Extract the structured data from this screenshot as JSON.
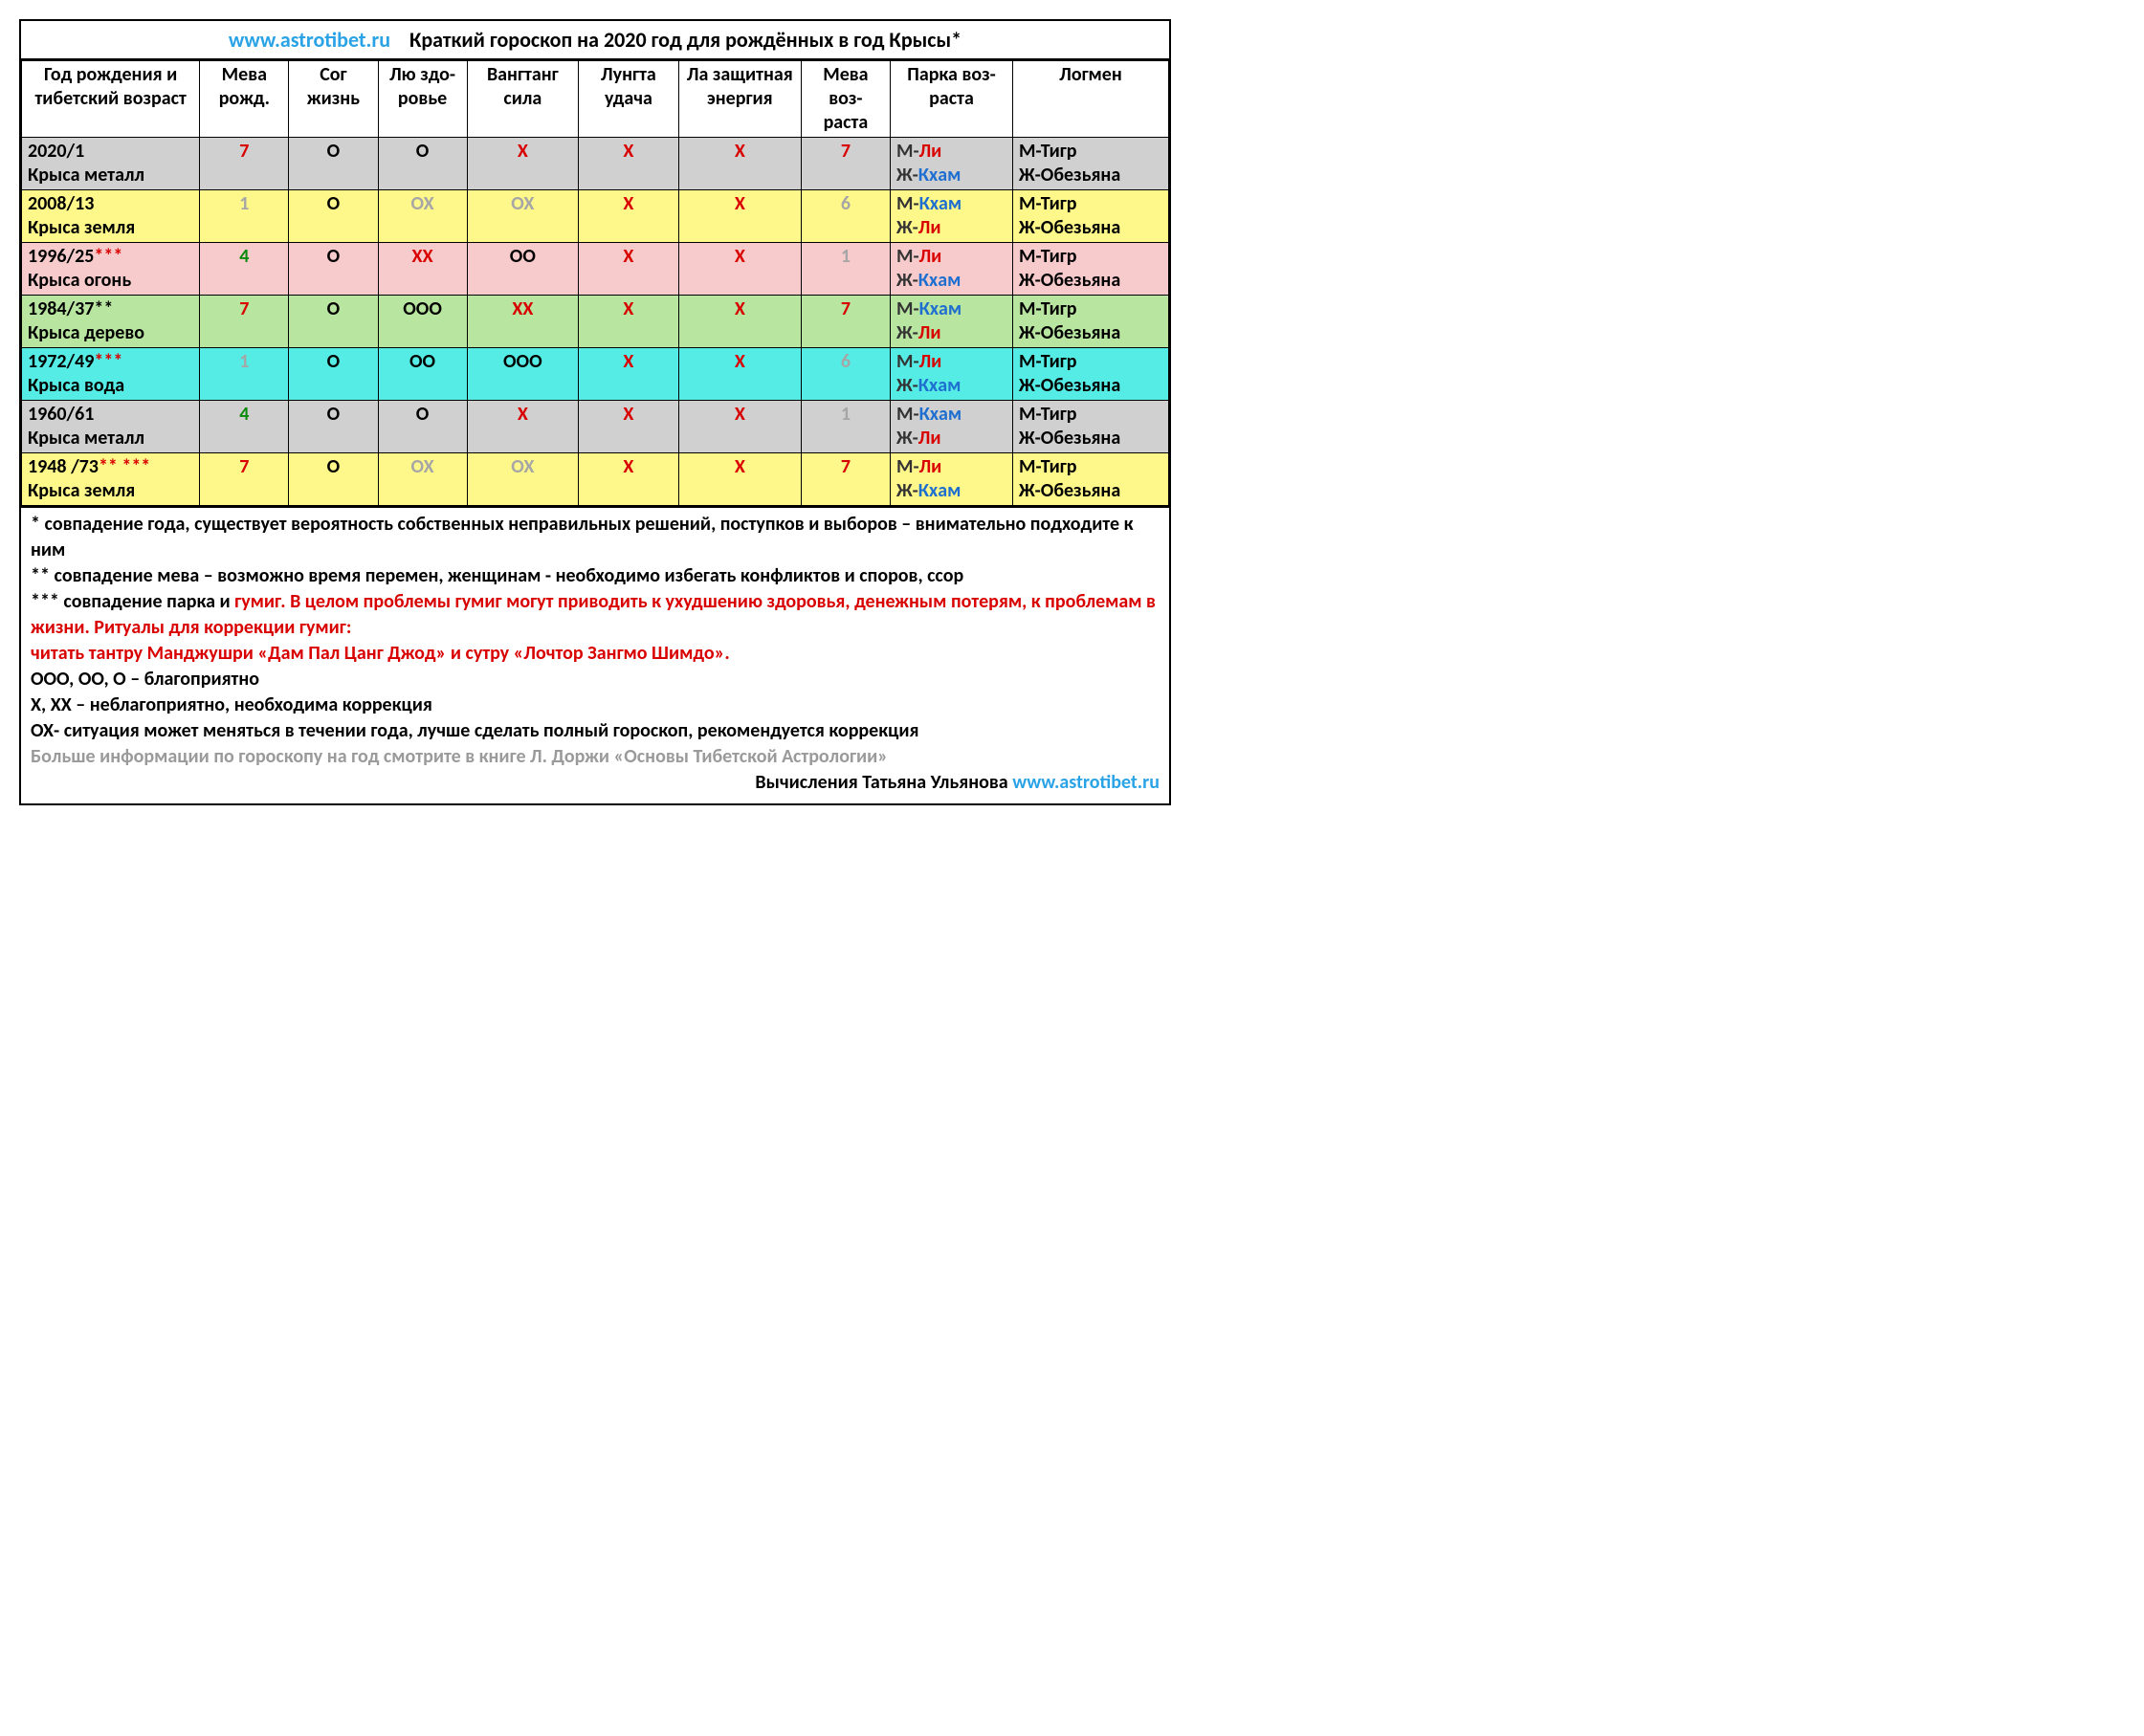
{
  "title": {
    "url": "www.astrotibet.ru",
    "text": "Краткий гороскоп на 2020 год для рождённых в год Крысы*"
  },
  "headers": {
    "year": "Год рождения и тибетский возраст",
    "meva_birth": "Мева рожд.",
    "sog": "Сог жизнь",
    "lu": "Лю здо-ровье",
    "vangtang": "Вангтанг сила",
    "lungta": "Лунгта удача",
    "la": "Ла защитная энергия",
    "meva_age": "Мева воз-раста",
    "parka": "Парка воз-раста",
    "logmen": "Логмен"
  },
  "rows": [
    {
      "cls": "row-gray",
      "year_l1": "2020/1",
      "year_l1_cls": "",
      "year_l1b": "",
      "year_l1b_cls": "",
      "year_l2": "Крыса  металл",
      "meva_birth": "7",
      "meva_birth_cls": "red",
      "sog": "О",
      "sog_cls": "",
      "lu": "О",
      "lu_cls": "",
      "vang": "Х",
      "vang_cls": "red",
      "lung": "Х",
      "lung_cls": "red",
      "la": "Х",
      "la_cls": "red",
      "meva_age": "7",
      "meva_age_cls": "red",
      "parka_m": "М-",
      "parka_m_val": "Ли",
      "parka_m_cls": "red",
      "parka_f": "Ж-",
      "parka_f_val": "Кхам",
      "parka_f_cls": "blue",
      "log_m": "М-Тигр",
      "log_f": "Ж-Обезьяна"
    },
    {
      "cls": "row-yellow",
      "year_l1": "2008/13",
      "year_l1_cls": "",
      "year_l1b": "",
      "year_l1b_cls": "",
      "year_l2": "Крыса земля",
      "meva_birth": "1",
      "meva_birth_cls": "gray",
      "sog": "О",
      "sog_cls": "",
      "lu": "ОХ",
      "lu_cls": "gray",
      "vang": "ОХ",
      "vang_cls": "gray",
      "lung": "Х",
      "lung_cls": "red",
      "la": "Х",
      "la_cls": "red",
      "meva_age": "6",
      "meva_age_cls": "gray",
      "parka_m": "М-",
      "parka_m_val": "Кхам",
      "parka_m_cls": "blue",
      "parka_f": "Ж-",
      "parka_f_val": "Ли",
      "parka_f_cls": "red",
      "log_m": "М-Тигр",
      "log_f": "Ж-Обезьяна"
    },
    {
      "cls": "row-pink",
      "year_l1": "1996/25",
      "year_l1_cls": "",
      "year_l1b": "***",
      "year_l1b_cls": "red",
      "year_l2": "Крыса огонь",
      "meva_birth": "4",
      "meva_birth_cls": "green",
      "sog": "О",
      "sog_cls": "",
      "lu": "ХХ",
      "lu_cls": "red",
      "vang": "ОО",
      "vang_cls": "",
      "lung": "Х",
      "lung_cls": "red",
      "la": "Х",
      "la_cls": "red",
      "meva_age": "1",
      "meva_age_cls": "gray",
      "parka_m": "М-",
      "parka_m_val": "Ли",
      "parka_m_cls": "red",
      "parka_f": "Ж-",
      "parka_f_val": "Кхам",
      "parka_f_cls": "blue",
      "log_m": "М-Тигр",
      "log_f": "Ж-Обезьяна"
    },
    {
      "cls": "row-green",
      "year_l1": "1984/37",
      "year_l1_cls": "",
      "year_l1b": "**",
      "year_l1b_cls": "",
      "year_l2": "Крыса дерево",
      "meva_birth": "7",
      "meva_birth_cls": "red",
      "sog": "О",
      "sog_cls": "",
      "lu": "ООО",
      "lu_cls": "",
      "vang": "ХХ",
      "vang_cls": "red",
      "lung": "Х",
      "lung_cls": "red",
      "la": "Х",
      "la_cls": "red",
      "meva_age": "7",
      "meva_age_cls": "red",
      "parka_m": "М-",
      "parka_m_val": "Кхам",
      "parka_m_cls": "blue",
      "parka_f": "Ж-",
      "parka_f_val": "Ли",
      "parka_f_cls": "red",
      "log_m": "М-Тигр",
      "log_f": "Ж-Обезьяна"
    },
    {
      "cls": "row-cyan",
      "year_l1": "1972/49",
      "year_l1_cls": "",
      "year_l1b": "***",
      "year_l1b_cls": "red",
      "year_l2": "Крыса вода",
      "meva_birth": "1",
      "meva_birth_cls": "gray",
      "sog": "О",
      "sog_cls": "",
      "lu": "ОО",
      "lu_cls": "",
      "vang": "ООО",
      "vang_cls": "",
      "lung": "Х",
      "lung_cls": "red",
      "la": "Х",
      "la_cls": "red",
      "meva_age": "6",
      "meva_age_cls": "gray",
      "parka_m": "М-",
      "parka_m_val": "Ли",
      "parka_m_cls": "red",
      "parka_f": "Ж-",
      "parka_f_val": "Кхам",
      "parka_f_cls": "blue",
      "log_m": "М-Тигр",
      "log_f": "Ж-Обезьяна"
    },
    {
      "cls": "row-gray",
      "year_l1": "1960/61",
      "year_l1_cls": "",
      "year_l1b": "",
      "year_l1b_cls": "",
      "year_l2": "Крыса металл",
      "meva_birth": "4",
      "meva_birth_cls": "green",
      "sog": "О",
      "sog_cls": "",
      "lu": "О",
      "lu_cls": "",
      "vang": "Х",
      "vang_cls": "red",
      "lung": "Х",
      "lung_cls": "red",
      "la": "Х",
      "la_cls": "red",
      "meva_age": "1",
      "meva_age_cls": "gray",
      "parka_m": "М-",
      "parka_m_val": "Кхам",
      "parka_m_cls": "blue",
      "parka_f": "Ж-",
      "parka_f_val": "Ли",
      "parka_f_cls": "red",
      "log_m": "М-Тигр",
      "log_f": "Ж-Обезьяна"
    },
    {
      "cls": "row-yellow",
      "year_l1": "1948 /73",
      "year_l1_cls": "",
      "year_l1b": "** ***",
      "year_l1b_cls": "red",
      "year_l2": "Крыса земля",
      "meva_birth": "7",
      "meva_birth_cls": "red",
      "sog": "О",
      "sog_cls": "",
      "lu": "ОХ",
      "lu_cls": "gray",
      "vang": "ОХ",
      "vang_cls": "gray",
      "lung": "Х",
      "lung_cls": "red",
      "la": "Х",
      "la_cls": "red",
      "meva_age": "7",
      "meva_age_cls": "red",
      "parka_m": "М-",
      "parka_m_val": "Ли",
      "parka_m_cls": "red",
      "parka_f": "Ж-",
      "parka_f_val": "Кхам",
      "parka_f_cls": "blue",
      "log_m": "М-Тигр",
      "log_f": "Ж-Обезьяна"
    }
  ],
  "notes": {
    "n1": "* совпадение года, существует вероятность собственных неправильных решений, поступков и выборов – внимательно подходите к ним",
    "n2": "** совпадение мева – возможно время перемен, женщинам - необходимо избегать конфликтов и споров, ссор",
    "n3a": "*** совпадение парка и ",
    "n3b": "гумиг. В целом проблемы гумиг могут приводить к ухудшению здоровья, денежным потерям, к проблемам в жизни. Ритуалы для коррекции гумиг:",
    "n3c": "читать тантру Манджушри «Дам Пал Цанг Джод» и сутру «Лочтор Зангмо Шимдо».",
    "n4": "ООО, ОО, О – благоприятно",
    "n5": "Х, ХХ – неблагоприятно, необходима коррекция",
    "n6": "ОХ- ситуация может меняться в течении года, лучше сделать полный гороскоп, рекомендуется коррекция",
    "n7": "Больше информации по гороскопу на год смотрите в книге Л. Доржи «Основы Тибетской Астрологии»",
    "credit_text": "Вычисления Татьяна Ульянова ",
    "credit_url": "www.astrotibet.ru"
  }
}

☆ ☆ ☆ ☆ ☆

STATED PROBLEM ::
Print out the material word for word, omitting the pictures.

SOLUTION FOR THIS TASK ::
Extract the structured data from this screenshot as JSON.
{
  "title": {
    "url": "www.astrotibet.ru",
    "text": "Краткий гороскоп на 2020 год для рождённых в год Крысы*"
  },
  "headers": {
    "year": "Год рождения и тибетский возраст",
    "meva_birth": "Мева рожд.",
    "sog": "Сог жизнь",
    "lu": "Лю здо-ровье",
    "vangtang": "Вангтанг сила",
    "lungta": "Лунгта удача",
    "la": "Ла защитная энергия",
    "meva_age": "Мева воз-раста",
    "parka": "Парка воз-раста",
    "logmen": "Логмен"
  },
  "rows": [
    {
      "cls": "row-gray",
      "year_l1": "2020/1",
      "year_l1_cls": "",
      "year_l1b": "",
      "year_l1b_cls": "",
      "year_l2": "Крыса  металл",
      "meva_birth": "7",
      "meva_birth_cls": "red",
      "sog": "О",
      "sog_cls": "",
      "lu": "О",
      "lu_cls": "",
      "vang": "Х",
      "vang_cls": "red",
      "lung": "Х",
      "lung_cls": "red",
      "la": "Х",
      "la_cls": "red",
      "meva_age": "7",
      "meva_age_cls": "red",
      "parka_m": "М-",
      "parka_m_val": "Ли",
      "parka_m_cls": "red",
      "parka_f": "Ж-",
      "parka_f_val": "Кхам",
      "parka_f_cls": "blue",
      "log_m": "М-Тигр",
      "log_f": "Ж-Обезьяна"
    },
    {
      "cls": "row-yellow",
      "year_l1": "2008/13",
      "year_l1_cls": "",
      "year_l1b": "",
      "year_l1b_cls": "",
      "year_l2": "Крыса земля",
      "meva_birth": "1",
      "meva_birth_cls": "gray",
      "sog": "О",
      "sog_cls": "",
      "lu": "ОХ",
      "lu_cls": "gray",
      "vang": "ОХ",
      "vang_cls": "gray",
      "lung": "Х",
      "lung_cls": "red",
      "la": "Х",
      "la_cls": "red",
      "meva_age": "6",
      "meva_age_cls": "gray",
      "parka_m": "М-",
      "parka_m_val": "Кхам",
      "parka_m_cls": "blue",
      "parka_f": "Ж-",
      "parka_f_val": "Ли",
      "parka_f_cls": "red",
      "log_m": "М-Тигр",
      "log_f": "Ж-Обезьяна"
    },
    {
      "cls": "row-pink",
      "year_l1": "1996/25",
      "year_l1_cls": "",
      "year_l1b": "***",
      "year_l1b_cls": "red",
      "year_l2": "Крыса огонь",
      "meva_birth": "4",
      "meva_birth_cls": "green",
      "sog": "О",
      "sog_cls": "",
      "lu": "ХХ",
      "lu_cls": "red",
      "vang": "ОО",
      "vang_cls": "",
      "lung": "Х",
      "lung_cls": "red",
      "la": "Х",
      "la_cls": "red",
      "meva_age": "1",
      "meva_age_cls": "gray",
      "parka_m": "М-",
      "parka_m_val": "Ли",
      "parka_m_cls": "red",
      "parka_f": "Ж-",
      "parka_f_val": "Кхам",
      "parka_f_cls": "blue",
      "log_m": "М-Тигр",
      "log_f": "Ж-Обезьяна"
    },
    {
      "cls": "row-green",
      "year_l1": "1984/37",
      "year_l1_cls": "",
      "year_l1b": "**",
      "year_l1b_cls": "",
      "year_l2": "Крыса дерево",
      "meva_birth": "7",
      "meva_birth_cls": "red",
      "sog": "О",
      "sog_cls": "",
      "lu": "ООО",
      "lu_cls": "",
      "vang": "ХХ",
      "vang_cls": "red",
      "lung": "Х",
      "lung_cls": "red",
      "la": "Х",
      "la_cls": "red",
      "meva_age": "7",
      "meva_age_cls": "red",
      "parka_m": "М-",
      "parka_m_val": "Кхам",
      "parka_m_cls": "blue",
      "parka_f": "Ж-",
      "parka_f_val": "Ли",
      "parka_f_cls": "red",
      "log_m": "М-Тигр",
      "log_f": "Ж-Обезьяна"
    },
    {
      "cls": "row-cyan",
      "year_l1": "1972/49",
      "year_l1_cls": "",
      "year_l1b": "***",
      "year_l1b_cls": "red",
      "year_l2": "Крыса вода",
      "meva_birth": "1",
      "meva_birth_cls": "gray",
      "sog": "О",
      "sog_cls": "",
      "lu": "ОО",
      "lu_cls": "",
      "vang": "ООО",
      "vang_cls": "",
      "lung": "Х",
      "lung_cls": "red",
      "la": "Х",
      "la_cls": "red",
      "meva_age": "6",
      "meva_age_cls": "gray",
      "parka_m": "М-",
      "parka_m_val": "Ли",
      "parka_m_cls": "red",
      "parka_f": "Ж-",
      "parka_f_val": "Кхам",
      "parka_f_cls": "blue",
      "log_m": "М-Тигр",
      "log_f": "Ж-Обезьяна"
    },
    {
      "cls": "row-gray",
      "year_l1": "1960/61",
      "year_l1_cls": "",
      "year_l1b": "",
      "year_l1b_cls": "",
      "year_l2": "Крыса металл",
      "meva_birth": "4",
      "meva_birth_cls": "green",
      "sog": "О",
      "sog_cls": "",
      "lu": "О",
      "lu_cls": "",
      "vang": "Х",
      "vang_cls": "red",
      "lung": "Х",
      "lung_cls": "red",
      "la": "Х",
      "la_cls": "red",
      "meva_age": "1",
      "meva_age_cls": "gray",
      "parka_m": "М-",
      "parka_m_val": "Кхам",
      "parka_m_cls": "blue",
      "parka_f": "Ж-",
      "parka_f_val": "Ли",
      "parka_f_cls": "red",
      "log_m": "М-Тигр",
      "log_f": "Ж-Обезьяна"
    },
    {
      "cls": "row-yellow",
      "year_l1": "1948 /73",
      "year_l1_cls": "",
      "year_l1b": "** ***",
      "year_l1b_cls": "red",
      "year_l2": "Крыса земля",
      "meva_birth": "7",
      "meva_birth_cls": "red",
      "sog": "О",
      "sog_cls": "",
      "lu": "ОХ",
      "lu_cls": "gray",
      "vang": "ОХ",
      "vang_cls": "gray",
      "lung": "Х",
      "lung_cls": "red",
      "la": "Х",
      "la_cls": "red",
      "meva_age": "7",
      "meva_age_cls": "red",
      "parka_m": "М-",
      "parka_m_val": "Ли",
      "parka_m_cls": "red",
      "parka_f": "Ж-",
      "parka_f_val": "Кхам",
      "parka_f_cls": "blue",
      "log_m": "М-Тигр",
      "log_f": "Ж-Обезьяна"
    }
  ],
  "notes": {
    "n1": "* совпадение года, существует вероятность собственных неправильных решений, поступков и выборов – внимательно подходите к ним",
    "n2": "** совпадение мева – возможно время перемен, женщинам - необходимо избегать конфликтов и споров, ссор",
    "n3a": "*** совпадение парка и ",
    "n3b": "гумиг. В целом проблемы гумиг могут приводить к ухудшению здоровья, денежным потерям, к проблемам в жизни. Ритуалы для коррекции гумиг:",
    "n3c": "читать тантру Манджушри «Дам Пал Цанг Джод» и сутру «Лочтор Зангмо Шимдо».",
    "n4": "ООО, ОО, О – благоприятно",
    "n5": "Х, ХХ – неблагоприятно, необходима коррекция",
    "n6": "ОХ- ситуация может меняться в течении года, лучше сделать полный гороскоп, рекомендуется коррекция",
    "n7": "Больше информации по гороскопу на год смотрите в книге Л. Доржи «Основы Тибетской Астрологии»",
    "credit_text": "Вычисления Татьяна Ульянова ",
    "credit_url": "www.astrotibet.ru"
  }
}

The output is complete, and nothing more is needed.